## What you need to do
Write out each line beneath this one exactly as it reads.

## Task material
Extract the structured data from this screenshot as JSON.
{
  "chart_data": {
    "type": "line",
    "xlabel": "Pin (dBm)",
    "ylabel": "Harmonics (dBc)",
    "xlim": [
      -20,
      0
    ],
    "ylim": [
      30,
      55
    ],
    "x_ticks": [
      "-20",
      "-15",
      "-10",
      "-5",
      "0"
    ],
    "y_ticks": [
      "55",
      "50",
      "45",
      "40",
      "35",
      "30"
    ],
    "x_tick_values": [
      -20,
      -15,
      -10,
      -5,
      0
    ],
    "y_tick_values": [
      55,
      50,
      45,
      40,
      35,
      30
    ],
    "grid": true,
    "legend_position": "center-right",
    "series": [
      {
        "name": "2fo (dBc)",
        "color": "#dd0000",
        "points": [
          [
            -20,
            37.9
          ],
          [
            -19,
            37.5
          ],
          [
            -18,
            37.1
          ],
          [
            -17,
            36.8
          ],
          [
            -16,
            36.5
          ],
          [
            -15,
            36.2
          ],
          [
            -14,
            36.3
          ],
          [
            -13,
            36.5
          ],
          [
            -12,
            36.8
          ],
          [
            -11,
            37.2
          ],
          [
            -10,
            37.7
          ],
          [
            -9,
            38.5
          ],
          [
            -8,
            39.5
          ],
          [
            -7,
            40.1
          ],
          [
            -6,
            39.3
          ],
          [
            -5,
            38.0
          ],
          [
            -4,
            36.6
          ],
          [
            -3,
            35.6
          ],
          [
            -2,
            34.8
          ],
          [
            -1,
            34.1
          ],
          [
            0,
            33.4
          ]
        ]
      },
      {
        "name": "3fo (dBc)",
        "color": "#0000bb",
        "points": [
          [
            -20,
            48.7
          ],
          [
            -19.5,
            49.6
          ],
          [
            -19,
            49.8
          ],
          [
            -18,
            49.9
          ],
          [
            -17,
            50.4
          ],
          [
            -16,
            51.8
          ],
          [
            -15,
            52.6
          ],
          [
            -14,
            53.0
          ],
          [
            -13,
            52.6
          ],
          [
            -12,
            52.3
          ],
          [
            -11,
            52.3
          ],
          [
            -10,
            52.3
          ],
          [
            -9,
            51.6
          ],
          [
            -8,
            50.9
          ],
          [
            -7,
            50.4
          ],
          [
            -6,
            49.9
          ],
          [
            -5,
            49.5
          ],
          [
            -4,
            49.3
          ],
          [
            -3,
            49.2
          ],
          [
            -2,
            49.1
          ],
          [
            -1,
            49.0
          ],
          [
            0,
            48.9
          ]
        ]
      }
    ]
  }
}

## Solution
Extract the structured data from this screenshot as JSON.
{
  "chart_data": {
    "type": "line",
    "xlabel": "Pin (dBm)",
    "ylabel": "Harmonics (dBc)",
    "xlim": [
      -20,
      0
    ],
    "ylim": [
      30,
      55
    ],
    "x_ticks": [
      "-20",
      "-15",
      "-10",
      "-5",
      "0"
    ],
    "y_ticks": [
      "55",
      "50",
      "45",
      "40",
      "35",
      "30"
    ],
    "x_tick_values": [
      -20,
      -15,
      -10,
      -5,
      0
    ],
    "y_tick_values": [
      55,
      50,
      45,
      40,
      35,
      30
    ],
    "grid": true,
    "legend_position": "center-right",
    "series": [
      {
        "name": "2fo (dBc)",
        "color": "#dd0000",
        "points": [
          [
            -20,
            37.9
          ],
          [
            -19,
            37.5
          ],
          [
            -18,
            37.1
          ],
          [
            -17,
            36.8
          ],
          [
            -16,
            36.5
          ],
          [
            -15,
            36.2
          ],
          [
            -14,
            36.3
          ],
          [
            -13,
            36.5
          ],
          [
            -12,
            36.8
          ],
          [
            -11,
            37.2
          ],
          [
            -10,
            37.7
          ],
          [
            -9,
            38.5
          ],
          [
            -8,
            39.5
          ],
          [
            -7,
            40.1
          ],
          [
            -6,
            39.3
          ],
          [
            -5,
            38.0
          ],
          [
            -4,
            36.6
          ],
          [
            -3,
            35.6
          ],
          [
            -2,
            34.8
          ],
          [
            -1,
            34.1
          ],
          [
            0,
            33.4
          ]
        ]
      },
      {
        "name": "3fo (dBc)",
        "color": "#0000bb",
        "points": [
          [
            -20,
            48.7
          ],
          [
            -19.5,
            49.6
          ],
          [
            -19,
            49.8
          ],
          [
            -18,
            49.9
          ],
          [
            -17,
            50.4
          ],
          [
            -16,
            51.8
          ],
          [
            -15,
            52.6
          ],
          [
            -14,
            53.0
          ],
          [
            -13,
            52.6
          ],
          [
            -12,
            52.3
          ],
          [
            -11,
            52.3
          ],
          [
            -10,
            52.3
          ],
          [
            -9,
            51.6
          ],
          [
            -8,
            50.9
          ],
          [
            -7,
            50.4
          ],
          [
            -6,
            49.9
          ],
          [
            -5,
            49.5
          ],
          [
            -4,
            49.3
          ],
          [
            -3,
            49.2
          ],
          [
            -2,
            49.1
          ],
          [
            -1,
            49.0
          ],
          [
            0,
            48.9
          ]
        ]
      }
    ]
  }
}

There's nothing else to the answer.